• [Stated exercise] Quote every line as written. Omit pictures.

------ Record extracts

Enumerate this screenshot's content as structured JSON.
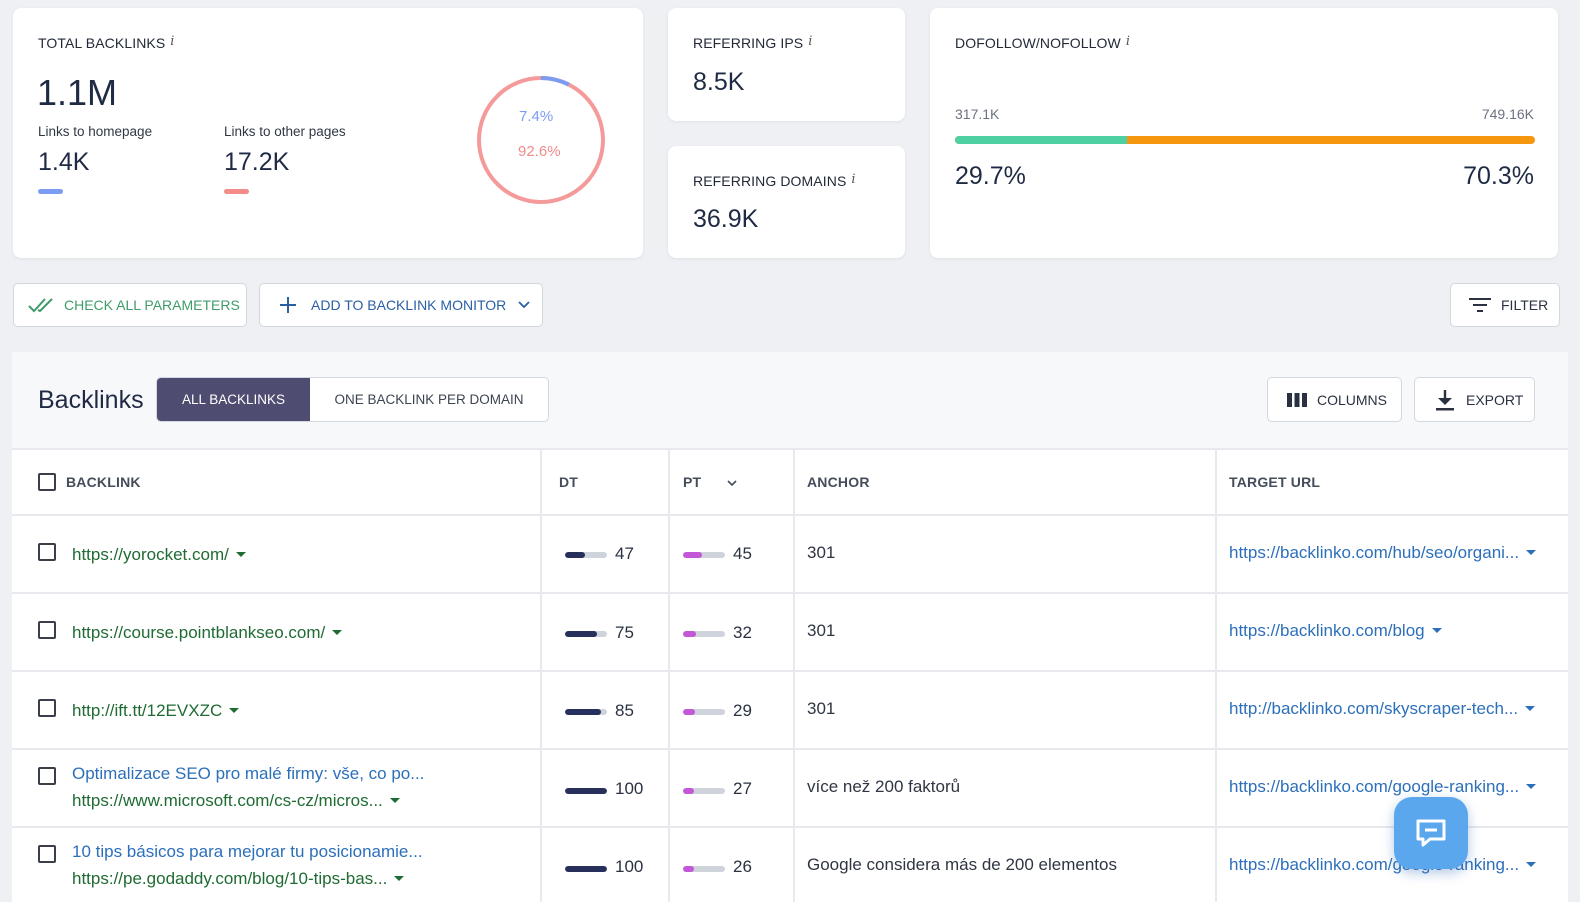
{
  "summary": {
    "total_backlinks": {
      "title": "TOTAL BACKLINKS",
      "info": "i",
      "value": "1.1M",
      "homepage_label": "Links to homepage",
      "homepage_value": "1.4K",
      "other_label": "Links to other pages",
      "other_value": "17.2K",
      "donut": {
        "homepage_pct": "7.4%",
        "other_pct": "92.6%",
        "homepage_fraction": 0.074,
        "other_fraction": 0.926
      }
    },
    "referring_ips": {
      "title": "REFERRING IPS",
      "info": "i",
      "value": "8.5K"
    },
    "referring_domains": {
      "title": "REFERRING DOMAINS",
      "info": "i",
      "value": "36.9K"
    },
    "dofollow": {
      "title": "DOFOLLOW/NOFOLLOW",
      "info": "i",
      "left_count": "317.1K",
      "right_count": "749.16K",
      "left_pct": "29.7%",
      "right_pct": "70.3%",
      "left_fraction": 0.297
    }
  },
  "toolbar": {
    "check_all": "CHECK ALL PARAMETERS",
    "add_monitor": "ADD TO BACKLINK MONITOR",
    "filter": "FILTER"
  },
  "panel": {
    "title": "Backlinks",
    "tabs": [
      "ALL BACKLINKS",
      "ONE BACKLINK PER DOMAIN"
    ],
    "columns_button": "COLUMNS",
    "export_button": "EXPORT"
  },
  "table": {
    "headers": {
      "backlink": "BACKLINK",
      "dt": "DT",
      "pt": "PT",
      "anchor": "ANCHOR",
      "target": "TARGET URL"
    },
    "rows": [
      {
        "title": "",
        "url": "https://yorocket.com/",
        "dt": 47,
        "pt": 45,
        "anchor": "301",
        "target": "https://backlinko.com/hub/seo/organi..."
      },
      {
        "title": "",
        "url": "https://course.pointblankseo.com/",
        "dt": 75,
        "pt": 32,
        "anchor": "301",
        "target": "https://backlinko.com/blog"
      },
      {
        "title": "",
        "url": "http://ift.tt/12EVXZC",
        "dt": 85,
        "pt": 29,
        "anchor": "301",
        "target": "http://backlinko.com/skyscraper-tech..."
      },
      {
        "title": "Optimalizace SEO pro malé firmy: vše, co po...",
        "url": "https://www.microsoft.com/cs-cz/micros...",
        "dt": 100,
        "pt": 27,
        "anchor": "více než 200 faktorů",
        "target": "https://backlinko.com/google-ranking..."
      },
      {
        "title": "10 tips básicos para mejorar tu posicionamie...",
        "url": "https://pe.godaddy.com/blog/10-tips-bas...",
        "dt": 100,
        "pt": 26,
        "anchor": "Google considera más de 200 elementos",
        "target": "https://backlinko.com/google-ranking..."
      }
    ]
  },
  "colors": {
    "homepage": "#7b9cf0",
    "other": "#f38b8b",
    "dofollow": "#4fd0a3",
    "nofollow": "#f5960f",
    "dt_fill": "#27305a",
    "pt_fill": "#c357d8",
    "active_tab": "#4e4c70"
  }
}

------------

• [Solution below]
Enumerate this screenshot's content as structured JSON.
{
  "summary": {
    "total_backlinks": {
      "title": "TOTAL BACKLINKS",
      "info": "i",
      "value": "1.1M",
      "homepage_label": "Links to homepage",
      "homepage_value": "1.4K",
      "other_label": "Links to other pages",
      "other_value": "17.2K",
      "donut": {
        "homepage_pct": "7.4%",
        "other_pct": "92.6%",
        "homepage_fraction": 0.074,
        "other_fraction": 0.926
      }
    },
    "referring_ips": {
      "title": "REFERRING IPS",
      "info": "i",
      "value": "8.5K"
    },
    "referring_domains": {
      "title": "REFERRING DOMAINS",
      "info": "i",
      "value": "36.9K"
    },
    "dofollow": {
      "title": "DOFOLLOW/NOFOLLOW",
      "info": "i",
      "left_count": "317.1K",
      "right_count": "749.16K",
      "left_pct": "29.7%",
      "right_pct": "70.3%",
      "left_fraction": 0.297
    }
  },
  "toolbar": {
    "check_all": "CHECK ALL PARAMETERS",
    "add_monitor": "ADD TO BACKLINK MONITOR",
    "filter": "FILTER"
  },
  "panel": {
    "title": "Backlinks",
    "tabs": [
      "ALL BACKLINKS",
      "ONE BACKLINK PER DOMAIN"
    ],
    "columns_button": "COLUMNS",
    "export_button": "EXPORT"
  },
  "table": {
    "headers": {
      "backlink": "BACKLINK",
      "dt": "DT",
      "pt": "PT",
      "anchor": "ANCHOR",
      "target": "TARGET URL"
    },
    "rows": [
      {
        "title": "",
        "url": "https://yorocket.com/",
        "dt": 47,
        "pt": 45,
        "anchor": "301",
        "target": "https://backlinko.com/hub/seo/organi..."
      },
      {
        "title": "",
        "url": "https://course.pointblankseo.com/",
        "dt": 75,
        "pt": 32,
        "anchor": "301",
        "target": "https://backlinko.com/blog"
      },
      {
        "title": "",
        "url": "http://ift.tt/12EVXZC",
        "dt": 85,
        "pt": 29,
        "anchor": "301",
        "target": "http://backlinko.com/skyscraper-tech..."
      },
      {
        "title": "Optimalizace SEO pro malé firmy: vše, co po...",
        "url": "https://www.microsoft.com/cs-cz/micros...",
        "dt": 100,
        "pt": 27,
        "anchor": "více než 200 faktorů",
        "target": "https://backlinko.com/google-ranking..."
      },
      {
        "title": "10 tips básicos para mejorar tu posicionamie...",
        "url": "https://pe.godaddy.com/blog/10-tips-bas...",
        "dt": 100,
        "pt": 26,
        "anchor": "Google considera más de 200 elementos",
        "target": "https://backlinko.com/google-ranking..."
      }
    ]
  },
  "colors": {
    "homepage": "#7b9cf0",
    "other": "#f38b8b",
    "dofollow": "#4fd0a3",
    "nofollow": "#f5960f",
    "dt_fill": "#27305a",
    "pt_fill": "#c357d8",
    "active_tab": "#4e4c70"
  }
}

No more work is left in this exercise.